§ **EXERCISE DATA**
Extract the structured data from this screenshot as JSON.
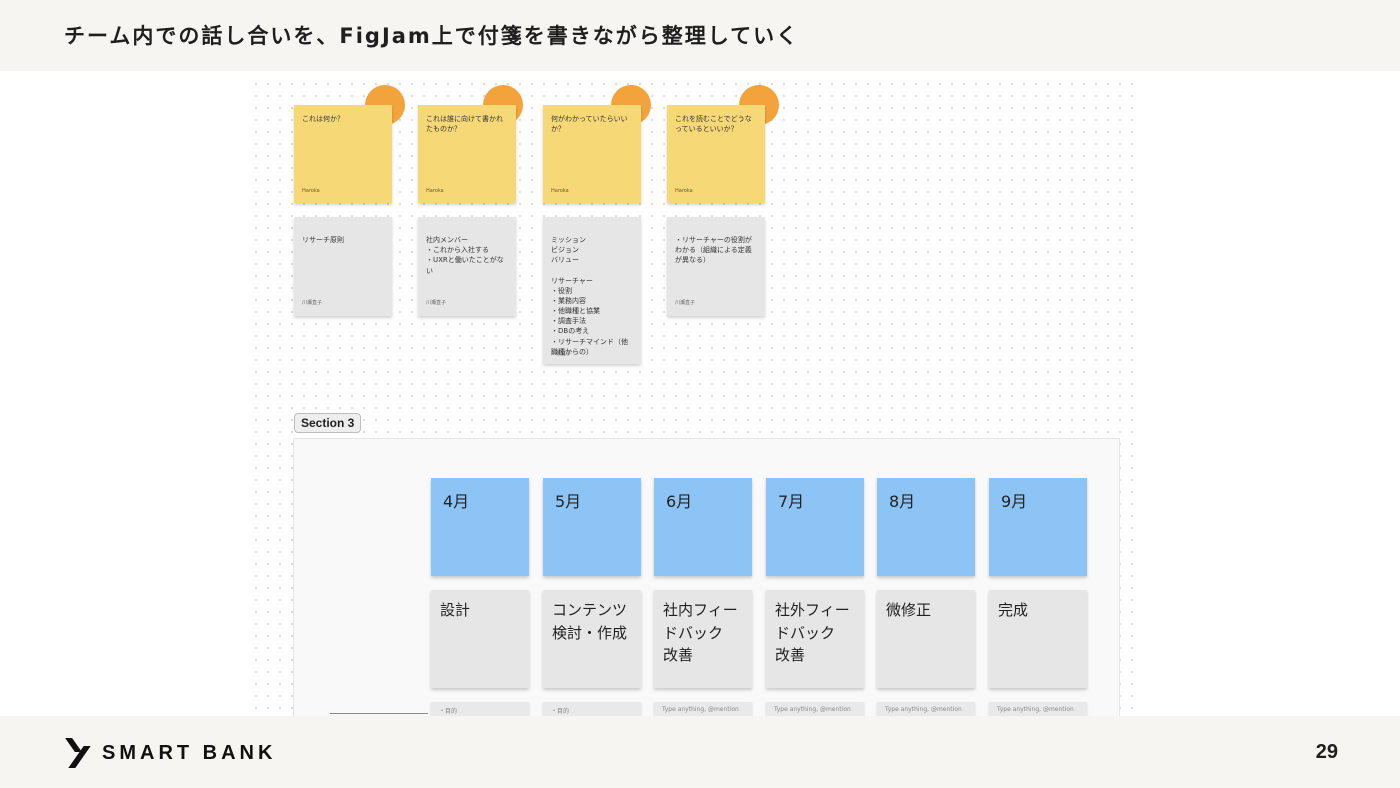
{
  "header": {
    "title": "チーム内での話し合いを、FigJam上で付箋を書きながら整理していく"
  },
  "questions": [
    {
      "question": "これは何か？",
      "author": "Haroka",
      "answer": "リサーチ原則",
      "answer_author": "川瀬直子"
    },
    {
      "question": "これは誰に向けて書かれたものか？",
      "author": "Haroka",
      "answer": "社内メンバー\n・これから入社する\n・UXRと働いたことがない",
      "answer_author": "川瀬直子"
    },
    {
      "question": "何がわかっていたらいいか？",
      "author": "Haroka",
      "answer": "ミッション\nビジョン\nバリュー\n\nリサーチャー\n・役割\n・業務内容\n・他職種と協業\n・調査手法\n・DBの考え\n・リサーチマインド（他職種からの）",
      "answer_author": "川瀬直子"
    },
    {
      "question": "これを読むことでどうなっているといいか？",
      "author": "Haroka",
      "answer": "・リサーチャーの役割がわかる（組織による定義が異なる）",
      "answer_author": "川瀬直子"
    }
  ],
  "section": {
    "label": "Section 3",
    "months": [
      "4月",
      "5月",
      "6月",
      "7月",
      "8月",
      "9月"
    ],
    "tasks": [
      "設計",
      "コンテンツ\n検討・作成",
      "社内フィー\nドバック\n改善",
      "社外フィー\nドバック\n改善",
      "微修正",
      "完成"
    ],
    "stubs": [
      "・目的",
      "・目的",
      "Type anything, @mention",
      "Type anything, @mention",
      "Type anything, @mention",
      "Type anything, @mention"
    ]
  },
  "footer": {
    "logo": "SMART BANK",
    "page_number": "29"
  },
  "colors": {
    "sticky_yellow": "#f7d877",
    "sticky_blue": "#8dc4f6",
    "sticky_grey": "#e6e6e6",
    "avatar_dot": "#f2a33c"
  }
}
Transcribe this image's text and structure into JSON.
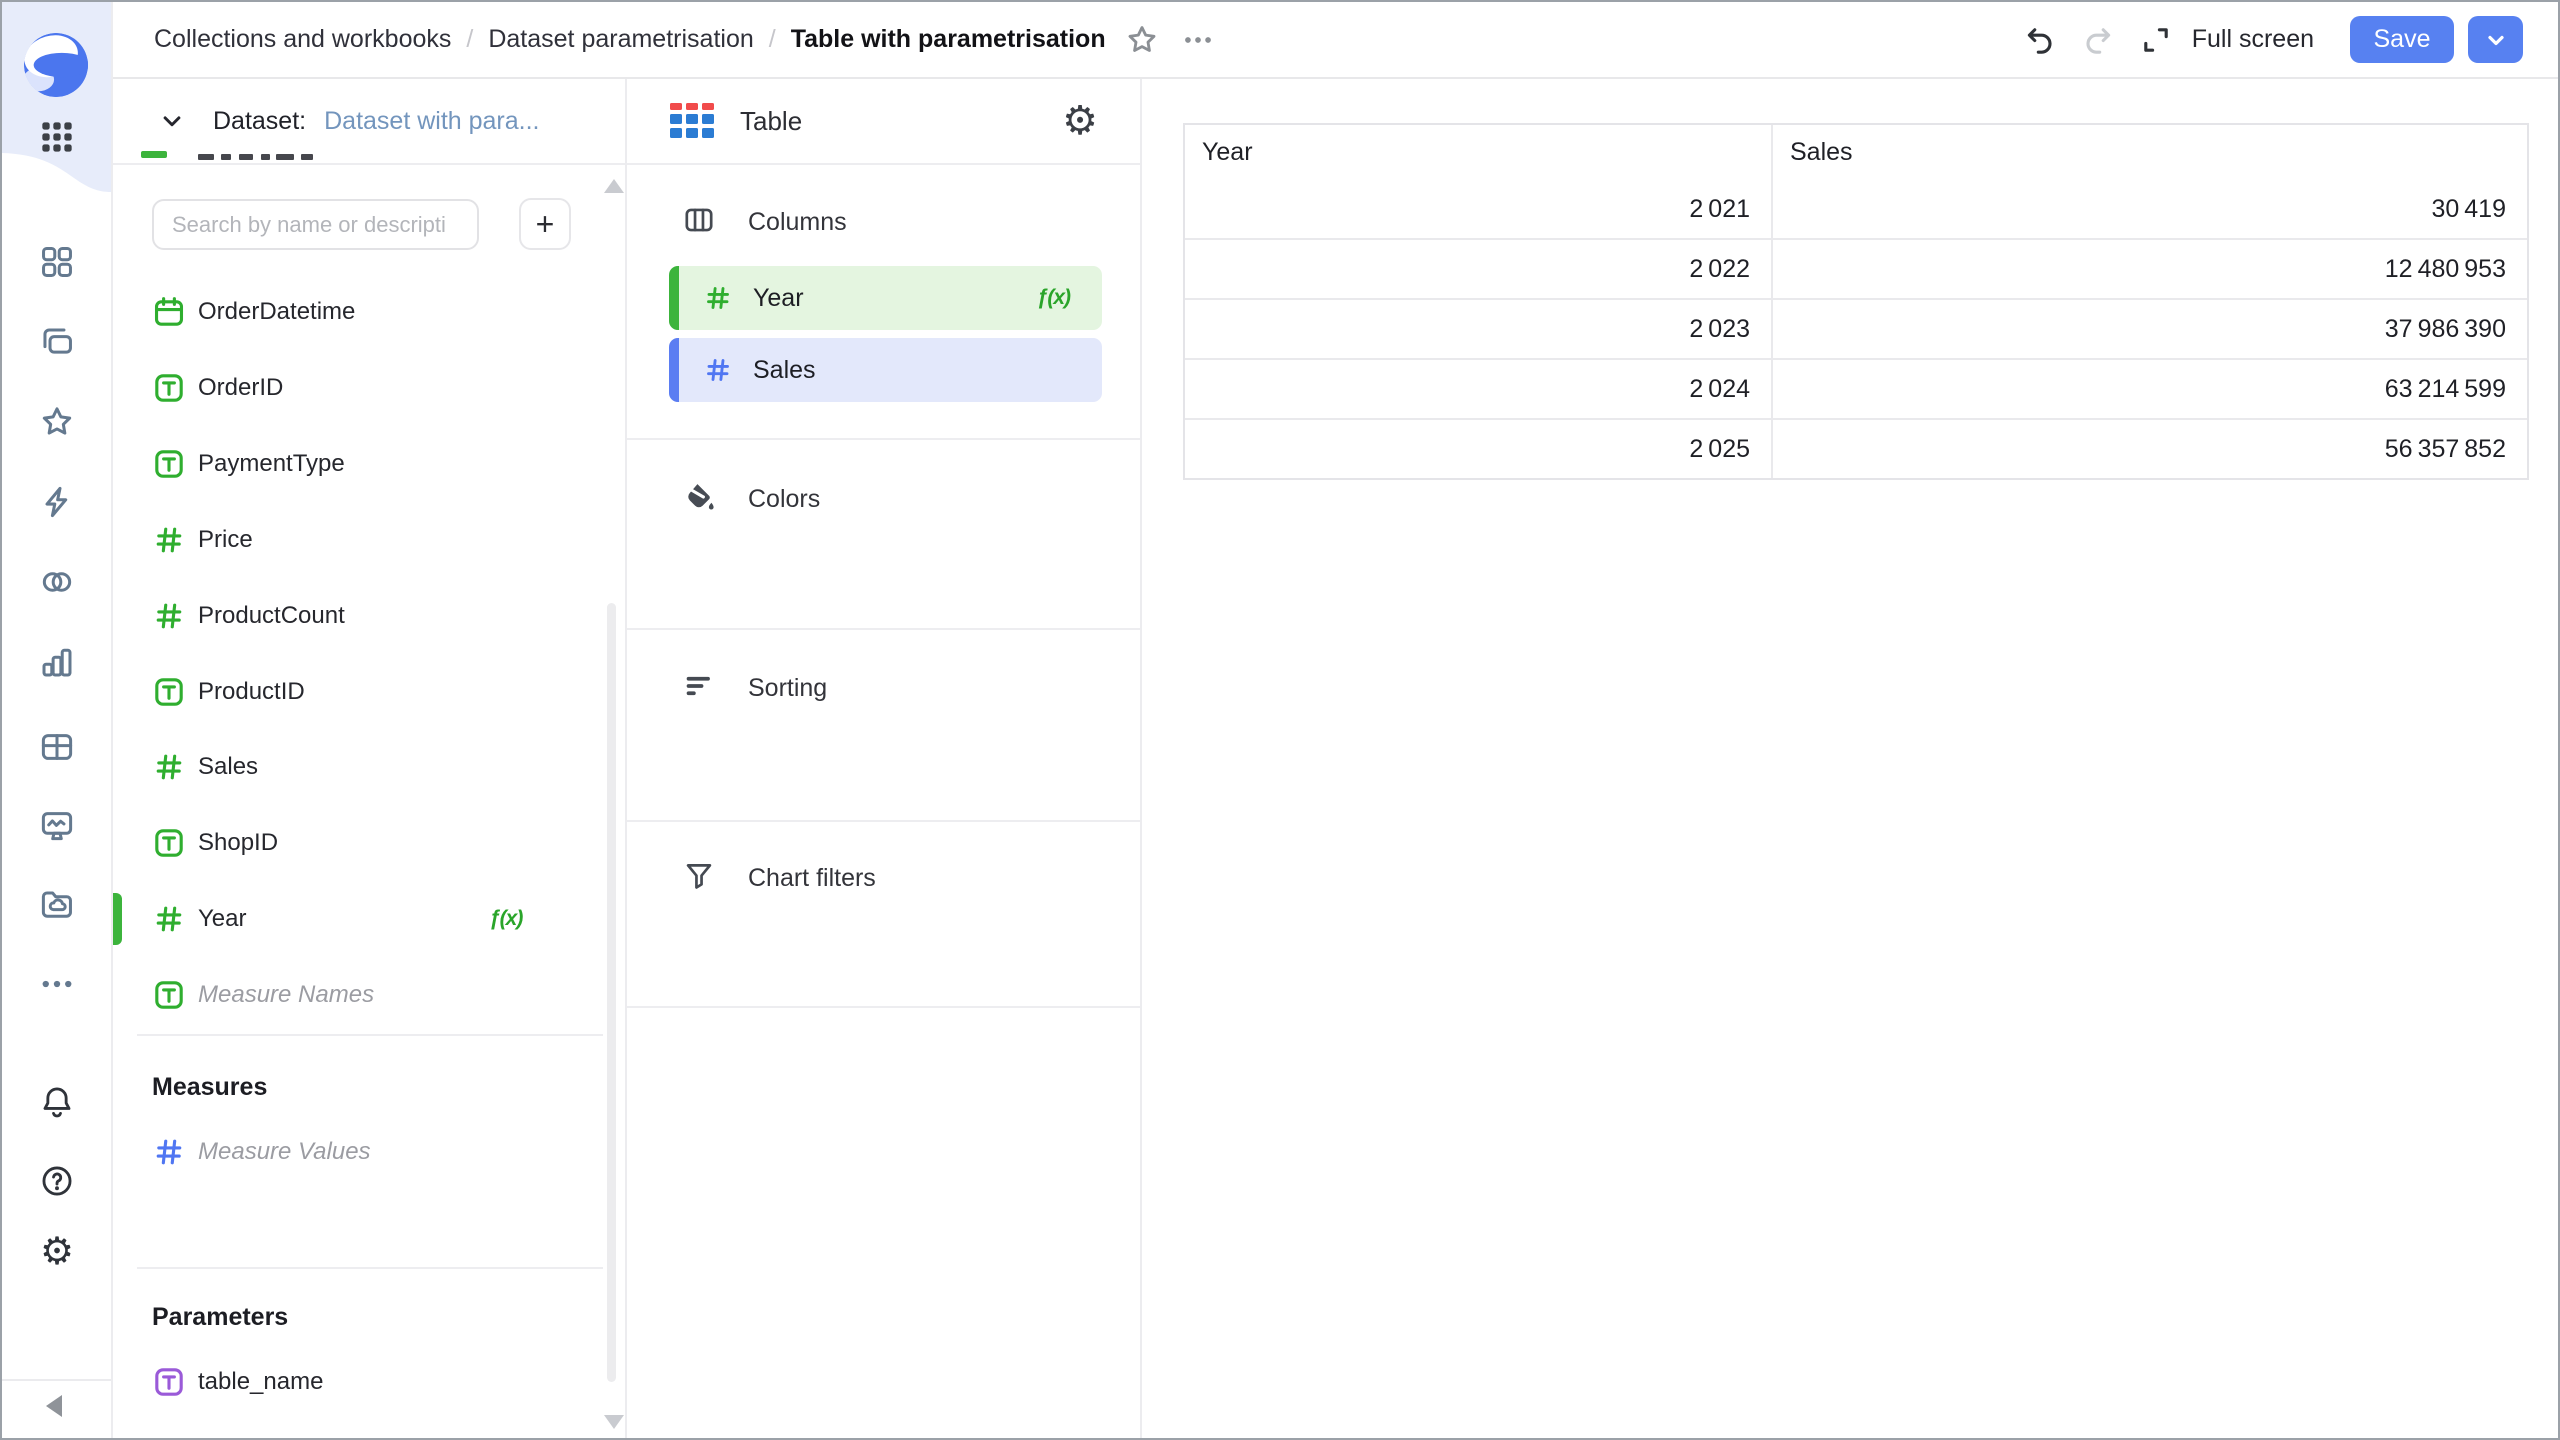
{
  "topbar": {
    "breadcrumbs": [
      "Collections and workbooks",
      "Dataset parametrisation",
      "Table with parametrisation"
    ],
    "separator": "/",
    "full_screen_label": "Full screen",
    "save_label": "Save"
  },
  "rail": {
    "items": [
      {
        "icon": "grid4-icon"
      },
      {
        "icon": "collections-icon"
      },
      {
        "icon": "star-icon"
      },
      {
        "icon": "lightning-icon"
      },
      {
        "icon": "connections-icon"
      },
      {
        "icon": "bar-chart-icon"
      },
      {
        "icon": "table-grid-icon"
      },
      {
        "icon": "monitor-icon"
      },
      {
        "icon": "folder-cloud-icon"
      },
      {
        "icon": "more-dots-icon"
      }
    ],
    "bottom_items": [
      {
        "icon": "bell-icon"
      },
      {
        "icon": "question-icon"
      },
      {
        "icon": "gear-icon"
      }
    ]
  },
  "dataset_panel": {
    "label": "Dataset:",
    "dataset_name": "Dataset with para...",
    "search_placeholder": "Search by name or descripti",
    "add_button_label": "+",
    "formula_badge": "ƒ(x)",
    "fields": [
      {
        "name": "OrderDatetime",
        "icon": "calendar",
        "color": "green"
      },
      {
        "name": "OrderID",
        "icon": "boxT",
        "color": "green"
      },
      {
        "name": "PaymentType",
        "icon": "boxT",
        "color": "green"
      },
      {
        "name": "Price",
        "icon": "hash",
        "color": "green"
      },
      {
        "name": "ProductCount",
        "icon": "hash",
        "color": "green"
      },
      {
        "name": "ProductID",
        "icon": "boxT",
        "color": "green"
      },
      {
        "name": "Sales",
        "icon": "hash",
        "color": "green"
      },
      {
        "name": "ShopID",
        "icon": "boxT",
        "color": "green"
      },
      {
        "name": "Year",
        "icon": "hash",
        "color": "green",
        "formula": true,
        "active": true
      },
      {
        "name": "Measure Names",
        "icon": "boxT",
        "color": "green",
        "italic": true
      }
    ],
    "measures_heading": "Measures",
    "measures": [
      {
        "name": "Measure Values",
        "icon": "hash",
        "color": "blue",
        "italic": true
      }
    ],
    "parameters_heading": "Parameters",
    "parameters": [
      {
        "name": "table_name",
        "icon": "boxT",
        "color": "purple"
      }
    ]
  },
  "viz_panel": {
    "type_label": "Table",
    "sections": {
      "columns": {
        "label": "Columns"
      },
      "colors": {
        "label": "Colors"
      },
      "sorting": {
        "label": "Sorting"
      },
      "chart_filters": {
        "label": "Chart filters"
      }
    },
    "columns_chips": [
      {
        "name": "Year",
        "color": "green",
        "formula": true
      },
      {
        "name": "Sales",
        "color": "blue"
      }
    ]
  },
  "preview_table": {
    "columns": [
      "Year",
      "Sales"
    ],
    "rows": [
      [
        "2 021",
        "30 419"
      ],
      [
        "2 022",
        "12 480 953"
      ],
      [
        "2 023",
        "37 986 390"
      ],
      [
        "2 024",
        "63 214 599"
      ],
      [
        "2 025",
        "56 357 852"
      ]
    ]
  },
  "colors": {
    "accent_green": "#2fae2f",
    "accent_blue": "#5076f2",
    "param_purple": "#9a5ad8",
    "chip_green_bg": "#e4f5e0",
    "chip_blue_bg": "#e3e8fb",
    "chip_green_bar": "#3cb43c",
    "chip_blue_bar": "#5b7df2",
    "link_blue": "#7395bd",
    "save_blue": "#5781f1",
    "rail_slate": "#64798f",
    "rail_dark": "#2f333a",
    "topbar_dark": "#2f3237",
    "disabled_gray": "#c9ccd0",
    "muted_gray": "#8b8f94"
  }
}
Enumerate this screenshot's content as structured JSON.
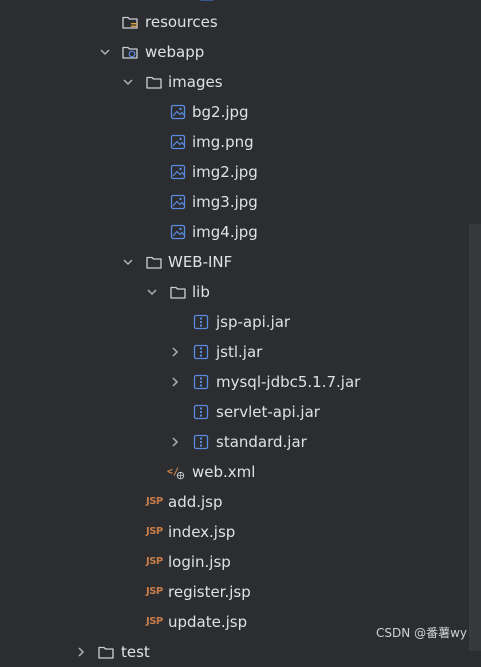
{
  "tree": {
    "resources": "resources",
    "webapp": "webapp",
    "images": "images",
    "bg2": "bg2.jpg",
    "img": "img.png",
    "img2": "img2.jpg",
    "img3": "img3.jpg",
    "img4": "img4.jpg",
    "webinf": "WEB-INF",
    "lib": "lib",
    "jspapi": "jsp-api.jar",
    "jstl": "jstl.jar",
    "mysql": "mysql-jdbc5.1.7.jar",
    "servlet": "servlet-api.jar",
    "standard": "standard.jar",
    "webxml": "web.xml",
    "add": "add.jsp",
    "index": "index.jsp",
    "login": "login.jsp",
    "register": "register.jsp",
    "update": "update.jsp",
    "test": "test"
  },
  "icons": {
    "jsp_badge": "JSP",
    "xml_badge": "</"
  },
  "watermark": "CSDN @番薯wy"
}
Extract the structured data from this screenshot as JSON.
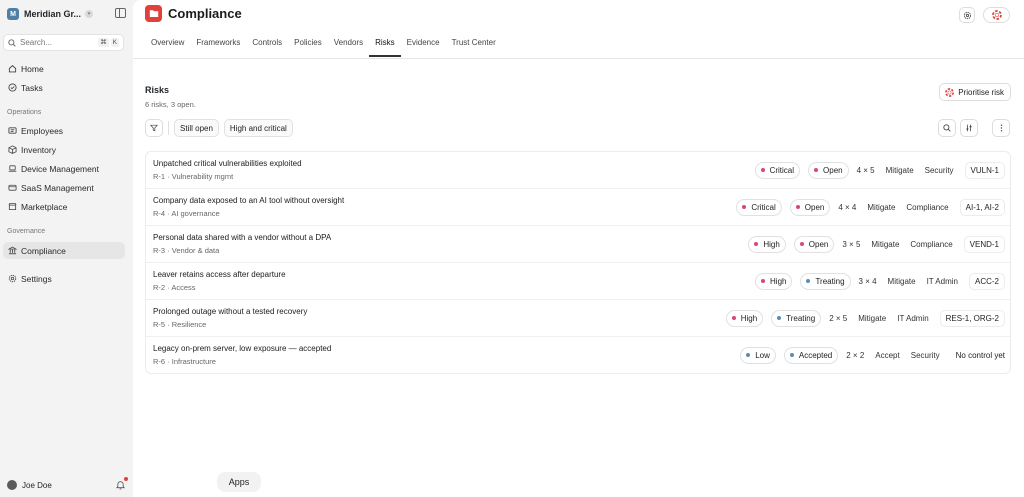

§ **EXERCISE REQUIREMENTS**
Keep the pictures out of your copy, and repeat every entry above exactly.

§ **WRITTEN REPLY**
Extract the structured data from this screenshot as JSON.
{
  "header": {
    "title": "チーム内での話し合いを、FigJam上で付箋を書きながら整理していく"
  },
  "questions": [
    {
      "question": "これは何か？",
      "author": "Haroka",
      "answer": "リサーチ原則",
      "answer_author": "川瀬直子"
    },
    {
      "question": "これは誰に向けて書かれたものか？",
      "author": "Haroka",
      "answer": "社内メンバー\n・これから入社する\n・UXRと働いたことがない",
      "answer_author": "川瀬直子"
    },
    {
      "question": "何がわかっていたらいいか？",
      "author": "Haroka",
      "answer": "ミッション\nビジョン\nバリュー\n\nリサーチャー\n・役割\n・業務内容\n・他職種と協業\n・調査手法\n・DBの考え\n・リサーチマインド（他職種からの）",
      "answer_author": "川瀬直子"
    },
    {
      "question": "これを読むことでどうなっているといいか？",
      "author": "Haroka",
      "answer": "・リサーチャーの役割がわかる（組織による定義が異なる）",
      "answer_author": "川瀬直子"
    }
  ],
  "section": {
    "label": "Section 3",
    "months": [
      "4月",
      "5月",
      "6月",
      "7月",
      "8月",
      "9月"
    ],
    "tasks": [
      "設計",
      "コンテンツ\n検討・作成",
      "社内フィー\nドバック\n改善",
      "社外フィー\nドバック\n改善",
      "微修正",
      "完成"
    ],
    "stubs": [
      "・目的",
      "・目的",
      "Type anything, @mention",
      "Type anything, @mention",
      "Type anything, @mention",
      "Type anything, @mention"
    ]
  },
  "footer": {
    "logo": "SMART BANK",
    "page_number": "29"
  },
  "colors": {
    "sticky_yellow": "#f7d877",
    "sticky_blue": "#8dc4f6",
    "sticky_grey": "#e6e6e6",
    "avatar_dot": "#f2a33c"
  }
}
Transcribe this image's text and structure into JSON.
{
  "topbar": {
    "breadcrumbs": [
      "Collections and workbooks",
      "Dataset parametrisation",
      "Table with parametrisation"
    ],
    "separator": "/",
    "full_screen_label": "Full screen",
    "save_label": "Save"
  },
  "rail": {
    "items": [
      {
        "icon": "grid4-icon"
      },
      {
        "icon": "collections-icon"
      },
      {
        "icon": "star-icon"
      },
      {
        "icon": "lightning-icon"
      },
      {
        "icon": "connections-icon"
      },
      {
        "icon": "bar-chart-icon"
      },
      {
        "icon": "table-grid-icon"
      },
      {
        "icon": "monitor-icon"
      },
      {
        "icon": "folder-cloud-icon"
      },
      {
        "icon": "more-dots-icon"
      }
    ],
    "bottom_items": [
      {
        "icon": "bell-icon"
      },
      {
        "icon": "question-icon"
      },
      {
        "icon": "gear-icon"
      }
    ]
  },
  "dataset_panel": {
    "label": "Dataset:",
    "dataset_name": "Dataset with para...",
    "search_placeholder": "Search by name or descripti",
    "add_button_label": "+",
    "formula_badge": "ƒ(x)",
    "fields": [
      {
        "name": "OrderDatetime",
        "icon": "calendar",
        "color": "green"
      },
      {
        "name": "OrderID",
        "icon": "boxT",
        "color": "green"
      },
      {
        "name": "PaymentType",
        "icon": "boxT",
        "color": "green"
      },
      {
        "name": "Price",
        "icon": "hash",
        "color": "green"
      },
      {
        "name": "ProductCount",
        "icon": "hash",
        "color": "green"
      },
      {
        "name": "ProductID",
        "icon": "boxT",
        "color": "green"
      },
      {
        "name": "Sales",
        "icon": "hash",
        "color": "green"
      },
      {
        "name": "ShopID",
        "icon": "boxT",
        "color": "green"
      },
      {
        "name": "Year",
        "icon": "hash",
        "color": "green",
        "formula": true,
        "active": true
      },
      {
        "name": "Measure Names",
        "icon": "boxT",
        "color": "green",
        "italic": true
      }
    ],
    "measures_heading": "Measures",
    "measures": [
      {
        "name": "Measure Values",
        "icon": "hash",
        "color": "blue",
        "italic": true
      }
    ],
    "parameters_heading": "Parameters",
    "parameters": [
      {
        "name": "table_name",
        "icon": "boxT",
        "color": "purple"
      }
    ]
  },
  "viz_panel": {
    "type_label": "Table",
    "sections": {
      "columns": {
        "label": "Columns"
      },
      "colors": {
        "label": "Colors"
      },
      "sorting": {
        "label": "Sorting"
      },
      "chart_filters": {
        "label": "Chart filters"
      }
    },
    "columns_chips": [
      {
        "name": "Year",
        "color": "green",
        "formula": true
      },
      {
        "name": "Sales",
        "color": "blue"
      }
    ]
  },
  "preview_table": {
    "columns": [
      "Year",
      "Sales"
    ],
    "rows": [
      [
        "2 021",
        "30 419"
      ],
      [
        "2 022",
        "12 480 953"
      ],
      [
        "2 023",
        "37 986 390"
      ],
      [
        "2 024",
        "63 214 599"
      ],
      [
        "2 025",
        "56 357 852"
      ]
    ]
  },
  "colors": {
    "accent_green": "#2fae2f",
    "accent_blue": "#5076f2",
    "param_purple": "#9a5ad8",
    "chip_green_bg": "#e4f5e0",
    "chip_blue_bg": "#e3e8fb",
    "chip_green_bar": "#3cb43c",
    "chip_blue_bar": "#5b7df2",
    "link_blue": "#7395bd",
    "save_blue": "#5781f1",
    "rail_slate": "#64798f",
    "rail_dark": "#2f333a",
    "topbar_dark": "#2f3237",
    "disabled_gray": "#c9ccd0",
    "muted_gray": "#8b8f94"
  }
}
Enumerate this screenshot's content as structured JSON.
{
  "tree": {
    "resources": "resources",
    "webapp": "webapp",
    "images": "images",
    "bg2": "bg2.jpg",
    "img": "img.png",
    "img2": "img2.jpg",
    "img3": "img3.jpg",
    "img4": "img4.jpg",
    "webinf": "WEB-INF",
    "lib": "lib",
    "jspapi": "jsp-api.jar",
    "jstl": "jstl.jar",
    "mysql": "mysql-jdbc5.1.7.jar",
    "servlet": "servlet-api.jar",
    "standard": "standard.jar",
    "webxml": "web.xml",
    "add": "add.jsp",
    "index": "index.jsp",
    "login": "login.jsp",
    "register": "register.jsp",
    "update": "update.jsp",
    "test": "test"
  },
  "icons": {
    "jsp_badge": "JSP",
    "xml_badge": "</"
  },
  "watermark": "CSDN @番薯wy"
}
Extract the structured data from this screenshot as JSON.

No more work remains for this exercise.